PROBLEM DESCRIPTION => The entries below contain pictures. Retype everything except those pictures, exactly as given.

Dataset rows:
* * * * *

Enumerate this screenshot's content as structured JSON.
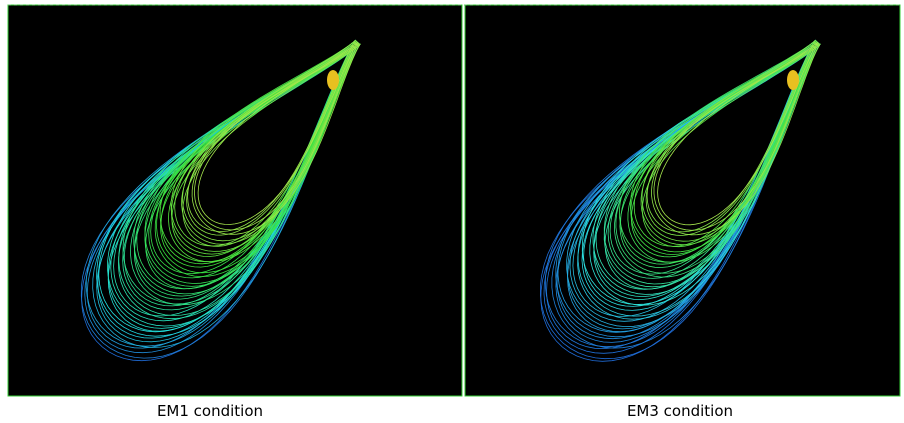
{
  "panels": [
    {
      "caption": "EM1 condition"
    },
    {
      "caption": "EM3 condition"
    }
  ]
}
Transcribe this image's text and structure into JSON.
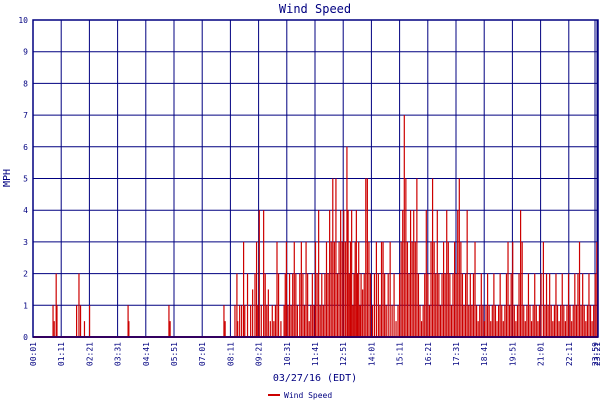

* * * * *

COMPLETE OUTPUT =>
Enumerate this screenshot's content as structured JSON.
{
  "panels": [
    {
      "caption": "EM1 condition"
    },
    {
      "caption": "EM3 condition"
    }
  ]
}
Transcribe this image's text and structure into JSON.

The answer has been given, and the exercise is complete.